_Records shown:_

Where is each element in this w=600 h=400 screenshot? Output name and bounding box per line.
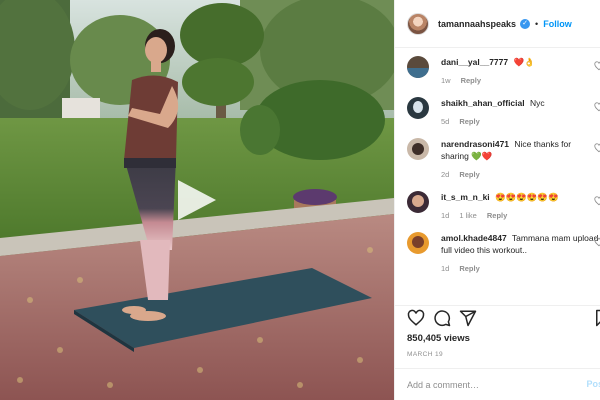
comment-time[interactable]: 1d [441, 211, 449, 220]
comment-like-heart-icon[interactable] [594, 237, 600, 247]
post-side-panel: tamannaahspeaks ✓ • Follow dani__yal__77… [394, 0, 600, 400]
comment-item: dani__yal__7777 ❤️👌 1w Reply [395, 56, 600, 85]
comment-text: 😍😍😍😍😍😍 [495, 192, 559, 202]
reply-button[interactable]: Reply [459, 117, 479, 126]
view-count-label: views [443, 333, 470, 344]
comment-likes[interactable]: 1 like [459, 211, 477, 220]
comment-username[interactable]: narendrasoni471 [441, 139, 509, 149]
avatar[interactable] [407, 12, 429, 35]
comment-item: shaikh_ahan_official Nyc 5d Reply [395, 97, 600, 126]
reply-button[interactable]: Reply [461, 76, 481, 85]
avatar[interactable] [407, 56, 429, 78]
play-icon[interactable] [172, 176, 220, 224]
post-date[interactable]: MARCH 19 [407, 351, 443, 358]
post-actions [407, 309, 600, 329]
comment-username[interactable]: shaikh_ahan_official [441, 98, 525, 108]
reply-button[interactable]: Reply [459, 264, 479, 273]
view-count[interactable]: 850,405 views [407, 333, 470, 344]
comment-time[interactable]: 5d [441, 117, 449, 126]
comment-username[interactable]: dani__yal__7777 [441, 57, 508, 67]
comment-like-heart-icon[interactable] [594, 61, 600, 71]
avatar[interactable] [407, 97, 429, 119]
comment-time[interactable]: 1w [441, 76, 451, 85]
reply-button[interactable]: Reply [459, 170, 479, 179]
comment-text: Nyc [530, 98, 545, 108]
avatar[interactable] [407, 138, 429, 160]
avatar[interactable] [407, 232, 429, 254]
separator-dot: • [535, 18, 539, 29]
post-comment-button[interactable]: Post [586, 379, 600, 389]
comment-username[interactable]: amol.khade4847 [441, 233, 507, 243]
comment-like-heart-icon[interactable] [594, 102, 600, 112]
heart-icon[interactable] [407, 309, 425, 327]
comment-like-heart-icon[interactable] [594, 143, 600, 153]
instagram-post-view: tamannaahspeaks ✓ • Follow dani__yal__77… [0, 0, 600, 400]
comment-username[interactable]: it_s_m_n_ki [441, 192, 490, 202]
post-header: tamannaahspeaks ✓ • Follow [395, 0, 600, 48]
share-icon[interactable] [459, 309, 477, 327]
bookmark-icon[interactable] [593, 309, 600, 327]
comment-icon[interactable] [433, 309, 451, 327]
comment-item: amol.khade4847 Tammana mam upload full v… [395, 232, 600, 273]
view-count-number: 850,405 [407, 333, 442, 344]
post-username[interactable]: tamannaahspeaks [438, 19, 516, 29]
avatar[interactable] [407, 191, 429, 213]
comment-text: ❤️👌 [513, 57, 535, 67]
comment-time[interactable]: 2d [441, 170, 449, 179]
verified-check-icon: ✓ [520, 18, 531, 29]
reply-button[interactable]: Reply [487, 211, 507, 220]
comments-list[interactable]: dani__yal__7777 ❤️👌 1w Reply shaikh_ahan… [395, 48, 600, 304]
comment-item: narendrasoni471 Nice thanks for sharing … [395, 138, 600, 179]
comment-like-heart-icon[interactable] [594, 196, 600, 206]
comment-item: it_s_m_n_ki 😍😍😍😍😍😍 1d 1 like Reply [395, 191, 600, 220]
comment-time[interactable]: 1d [441, 264, 449, 273]
divider [395, 305, 600, 306]
comment-input[interactable] [407, 379, 577, 390]
comment-composer: Post [395, 368, 600, 400]
follow-button[interactable]: Follow [543, 19, 572, 29]
post-video[interactable] [0, 0, 394, 400]
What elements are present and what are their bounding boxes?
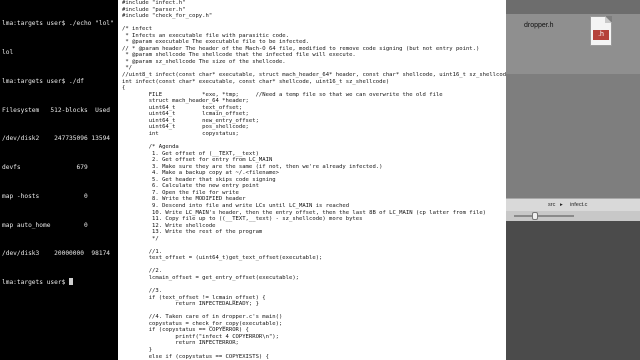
- code-text[interactable]: #include "infect.h" #include "parser.h" #i…: [118, 0, 506, 360]
- terminal-line: lma:targets user$ ./echo "lol": [2, 20, 114, 28]
- path-item-src[interactable]: src: [548, 199, 555, 211]
- code-editor[interactable]: #include "infect.h" #include "parser.h" #i…: [118, 0, 506, 360]
- icon-size-slider[interactable]: [506, 211, 640, 221]
- path-separator-icon: ▸: [560, 202, 563, 208]
- h-badge: .h: [593, 30, 609, 40]
- background-area: [506, 221, 640, 360]
- terminal-window[interactable]: lma:targets user$ ./echo "lol" lol lma:t…: [0, 0, 118, 360]
- slider-track: [514, 215, 574, 217]
- code-line: else if (copystatus == COPYEXISTS) {: [122, 353, 269, 360]
- terminal-line: lol: [2, 48, 14, 56]
- finder-toolbar: [506, 0, 640, 14]
- finder-window: dropper.h .h src ▸ infect.c: [506, 0, 640, 360]
- terminal-line: /dev/disk2 247735096 13594: [2, 135, 111, 143]
- terminal-cursor: [69, 278, 74, 286]
- page-fold: [605, 16, 612, 23]
- terminal-line: devfs 679: [2, 164, 88, 172]
- slider-knob[interactable]: [532, 212, 538, 220]
- terminal-line: map -hosts 0: [2, 192, 88, 200]
- terminal-prompt: lma:targets user$: [2, 279, 70, 287]
- file-name-label[interactable]: dropper.h: [524, 22, 554, 29]
- terminal-line: /dev/disk3 20000000 98174: [2, 250, 111, 258]
- terminal-line: lma:targets user$ ./df: [2, 77, 84, 85]
- terminal-line: map auto_home 0: [2, 221, 88, 229]
- path-item-file[interactable]: infect.c: [570, 199, 587, 211]
- code-line: //uint8_t infect(const char* executable,…: [122, 72, 506, 79]
- header-file-icon[interactable]: .h: [590, 16, 612, 46]
- terminal-prompt-line: lma:targets user$: [2, 278, 118, 288]
- terminal-line: Filesystem 512-blocks Used: [2, 106, 111, 114]
- path-bar: src ▸ infect.c: [506, 198, 640, 212]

_Task details:_
Write out every item above word for word, leaving out the pictures.

_Output for this task:_
Where is each element in this w=600 h=400 screenshot? Output name and bounding box per line.
comment-time[interactable]: 1d [441, 211, 449, 220]
comment-like-heart-icon[interactable] [594, 237, 600, 247]
post-side-panel: tamannaahspeaks ✓ • Follow dani__yal__77… [394, 0, 600, 400]
comment-item: dani__yal__7777 ❤️👌 1w Reply [395, 56, 600, 85]
comment-text: 😍😍😍😍😍😍 [495, 192, 559, 202]
reply-button[interactable]: Reply [459, 117, 479, 126]
view-count-label: views [443, 333, 470, 344]
comment-likes[interactable]: 1 like [459, 211, 477, 220]
comment-username[interactable]: narendrasoni471 [441, 139, 509, 149]
avatar[interactable] [407, 12, 429, 35]
comment-item: shaikh_ahan_official Nyc 5d Reply [395, 97, 600, 126]
reply-button[interactable]: Reply [461, 76, 481, 85]
avatar[interactable] [407, 56, 429, 78]
play-icon[interactable] [172, 176, 220, 224]
post-date[interactable]: MARCH 19 [407, 351, 443, 358]
post-actions [407, 309, 600, 329]
comment-username[interactable]: shaikh_ahan_official [441, 98, 525, 108]
reply-button[interactable]: Reply [459, 264, 479, 273]
view-count[interactable]: 850,405 views [407, 333, 470, 344]
comment-time[interactable]: 5d [441, 117, 449, 126]
comment-username[interactable]: dani__yal__7777 [441, 57, 508, 67]
comment-like-heart-icon[interactable] [594, 61, 600, 71]
avatar[interactable] [407, 97, 429, 119]
comment-time[interactable]: 1w [441, 76, 451, 85]
reply-button[interactable]: Reply [459, 170, 479, 179]
comment-text: Nyc [530, 98, 545, 108]
avatar[interactable] [407, 138, 429, 160]
avatar[interactable] [407, 232, 429, 254]
separator-dot: • [535, 18, 539, 29]
post-comment-button[interactable]: Post [586, 379, 600, 389]
comment-username[interactable]: amol.khade4847 [441, 233, 507, 243]
comment-like-heart-icon[interactable] [594, 102, 600, 112]
heart-icon[interactable] [407, 309, 425, 327]
comment-like-heart-icon[interactable] [594, 143, 600, 153]
instagram-post-view: tamannaahspeaks ✓ • Follow dani__yal__77… [0, 0, 600, 400]
comment-username[interactable]: it_s_m_n_ki [441, 192, 490, 202]
post-header: tamannaahspeaks ✓ • Follow [395, 0, 600, 48]
share-icon[interactable] [459, 309, 477, 327]
bookmark-icon[interactable] [593, 309, 600, 327]
comment-icon[interactable] [433, 309, 451, 327]
comment-item: amol.khade4847 Tammana mam upload full v… [395, 232, 600, 273]
view-count-number: 850,405 [407, 333, 442, 344]
post-username[interactable]: tamannaahspeaks [438, 19, 516, 29]
avatar[interactable] [407, 191, 429, 213]
comment-text: ❤️👌 [513, 57, 535, 67]
comment-time[interactable]: 2d [441, 170, 449, 179]
verified-check-icon: ✓ [520, 18, 531, 29]
reply-button[interactable]: Reply [487, 211, 507, 220]
comments-list[interactable]: dani__yal__7777 ❤️👌 1w Reply shaikh_ahan… [395, 48, 600, 304]
comment-item: narendrasoni471 Nice thanks for sharing … [395, 138, 600, 179]
comment-like-heart-icon[interactable] [594, 196, 600, 206]
comment-item: it_s_m_n_ki 😍😍😍😍😍😍 1d 1 like Reply [395, 191, 600, 220]
comment-time[interactable]: 1d [441, 264, 449, 273]
divider [395, 305, 600, 306]
comment-input[interactable] [407, 379, 577, 390]
comment-composer: Post [395, 368, 600, 400]
follow-button[interactable]: Follow [543, 19, 572, 29]
post-video[interactable] [0, 0, 394, 400]
What elements are present and what are their bounding boxes?
- code-text[interactable]: #include "infect.h" #include "parser.h" #i…: [118, 0, 506, 360]
- terminal-line: lma:targets user$ ./echo "lol": [2, 20, 114, 28]
- path-item-src[interactable]: src: [548, 199, 555, 211]
- code-editor[interactable]: #include "infect.h" #include "parser.h" #i…: [118, 0, 506, 360]
- icon-size-slider[interactable]: [506, 211, 640, 221]
- path-separator-icon: ▸: [560, 202, 563, 208]
- h-badge: .h: [593, 30, 609, 40]
- background-area: [506, 221, 640, 360]
- terminal-window[interactable]: lma:targets user$ ./echo "lol" lol lma:t…: [0, 0, 118, 360]
- slider-track: [514, 215, 574, 217]
- code-line: else if (copystatus == COPYEXISTS) {: [122, 353, 269, 360]
- terminal-line: lol: [2, 48, 14, 56]
- finder-toolbar: [506, 0, 640, 14]
- finder-window: dropper.h .h src ▸ infect.c: [506, 0, 640, 360]
- terminal-line: /dev/disk2 247735096 13594: [2, 135, 111, 143]
- terminal-cursor: [69, 278, 74, 286]
- page-fold: [605, 16, 612, 23]
- terminal-line: devfs 679: [2, 164, 88, 172]
- slider-knob[interactable]: [532, 212, 538, 220]
- terminal-line: map -hosts 0: [2, 192, 88, 200]
- terminal-prompt: lma:targets user$: [2, 279, 70, 287]
- file-name-label[interactable]: dropper.h: [524, 22, 554, 29]
- terminal-line: /dev/disk3 20000000 98174: [2, 250, 111, 258]
- terminal-line: lma:targets user$ ./df: [2, 77, 84, 85]
- terminal-line: map auto_home 0: [2, 221, 88, 229]
- path-item-file[interactable]: infect.c: [570, 199, 587, 211]
- code-line: //uint8_t infect(const char* executable,…: [122, 72, 506, 79]
- header-file-icon[interactable]: .h: [590, 16, 612, 46]
- terminal-prompt-line: lma:targets user$: [2, 278, 118, 288]
- terminal-line: Filesystem 512-blocks Used: [2, 106, 111, 114]
- path-bar: src ▸ infect.c: [506, 198, 640, 212]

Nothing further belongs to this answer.